-- DOCUMENT SECTION --
# portland (ME) Reptile Expo



## maverick3x6 (Jul 31, 2008)

Anyone attending? I hope to make it... I'd like to pick up some fine creatures. 

http://www.portlandreptileexpo.com/


----------



## Scott (Feb 17, 2004)

I live 35 miles from Portland. I've never been to it - and I'm not starting now. 

I've read that it is much like the Manchester, NH version of this show (I think the same people run it?) - and there are waaaaay too many Reptile people at these shows for my comfort.

Having gotten spoiled by IAD in the past - and NAAC this year, I'll stick to the Amphibian only shows.

Since you're going to the show - you'll likely be coming within a few miles of my house if you want to stop by for a visit. Let me know.

s


----------



## maverick3x6 (Jul 31, 2008)

haha good sh*t. Because I'm an A hole, I missed NAAC. Are there any other amphibian only shows in the area? I might just make it up the manchester show in october... haven't decided yet.


----------



## Scott (Feb 17, 2004)

No - that's about it. Unless you make a run out to Black Jungle - that's pretty much like going to an Amphibian Show anyhow 

The Manchester show often has Black Jungle (not always though - I'm not positive about this) and one or two other Amphibian people.

-- Element and region data --

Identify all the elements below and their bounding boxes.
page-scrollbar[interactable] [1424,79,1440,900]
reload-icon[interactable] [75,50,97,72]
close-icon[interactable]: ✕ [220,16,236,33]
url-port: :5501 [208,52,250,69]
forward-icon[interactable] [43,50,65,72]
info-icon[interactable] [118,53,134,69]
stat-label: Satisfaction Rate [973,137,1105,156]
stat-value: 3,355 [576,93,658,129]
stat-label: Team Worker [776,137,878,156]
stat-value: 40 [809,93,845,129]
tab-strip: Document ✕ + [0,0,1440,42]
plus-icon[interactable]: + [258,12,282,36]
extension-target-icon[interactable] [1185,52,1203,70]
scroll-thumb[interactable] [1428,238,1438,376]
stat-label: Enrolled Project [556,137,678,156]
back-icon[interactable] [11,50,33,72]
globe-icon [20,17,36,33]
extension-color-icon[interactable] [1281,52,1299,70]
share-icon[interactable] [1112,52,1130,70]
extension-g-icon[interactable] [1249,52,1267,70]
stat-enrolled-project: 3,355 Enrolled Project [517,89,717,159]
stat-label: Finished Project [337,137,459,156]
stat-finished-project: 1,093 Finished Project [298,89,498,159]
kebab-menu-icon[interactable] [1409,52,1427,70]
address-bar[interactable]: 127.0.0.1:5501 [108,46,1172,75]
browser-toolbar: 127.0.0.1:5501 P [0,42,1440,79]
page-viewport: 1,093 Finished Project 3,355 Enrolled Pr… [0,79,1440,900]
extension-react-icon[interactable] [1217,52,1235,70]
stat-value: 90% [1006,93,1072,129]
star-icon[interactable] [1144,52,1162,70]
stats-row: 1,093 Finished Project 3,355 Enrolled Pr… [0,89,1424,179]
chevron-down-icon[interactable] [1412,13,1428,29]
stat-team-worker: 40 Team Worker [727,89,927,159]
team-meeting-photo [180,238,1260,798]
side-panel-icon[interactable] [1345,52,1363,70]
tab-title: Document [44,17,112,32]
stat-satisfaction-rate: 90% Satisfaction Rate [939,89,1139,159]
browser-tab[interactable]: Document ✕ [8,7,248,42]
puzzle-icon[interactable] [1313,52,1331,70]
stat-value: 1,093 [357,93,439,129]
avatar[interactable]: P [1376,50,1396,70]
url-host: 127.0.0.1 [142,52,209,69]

-- JOB --
Pick up the Portland Reptile Expo forum thread after its last post and write what comes next.

-- IN RESPONSE --
Like I mentioned - I'm just spoiled by all the good frog folks at the Amphibian only shows.

s


----------



## maverick3x6 (Jul 31, 2008)

haha yeah... I plan on making a trip out to turner falls to black jungle soon. it's 3 hours from me, but I plan on making a photo excursion out of it too, because I live for that stuff. haha


----------



## Bill Finley (Sep 9, 2004)

This show isn't very good if your looking for PDF's, since it's against the Law in Maine to sell these frogs. So, most everyone has Snakes. Last year, there were about 20 tables, and for the entry fee, it's not worth it, (for frog people) I was done looking in 20 minutes, and heading home.

Bill Finley


----------



## maverick3x6 (Jul 31, 2008)

Bill Finley said:


> This show isn't very good if your looking for PDF's, since it's against the Law in Maine to sell these frogs. So, most everyone has Snakes. Last year, there were about 20 tables, and for the entry fee, it's not worth it, (for frog people) I was done looking in 20 minutes, and heading home.
> 
> Bill Finley


Thanks for the heads up!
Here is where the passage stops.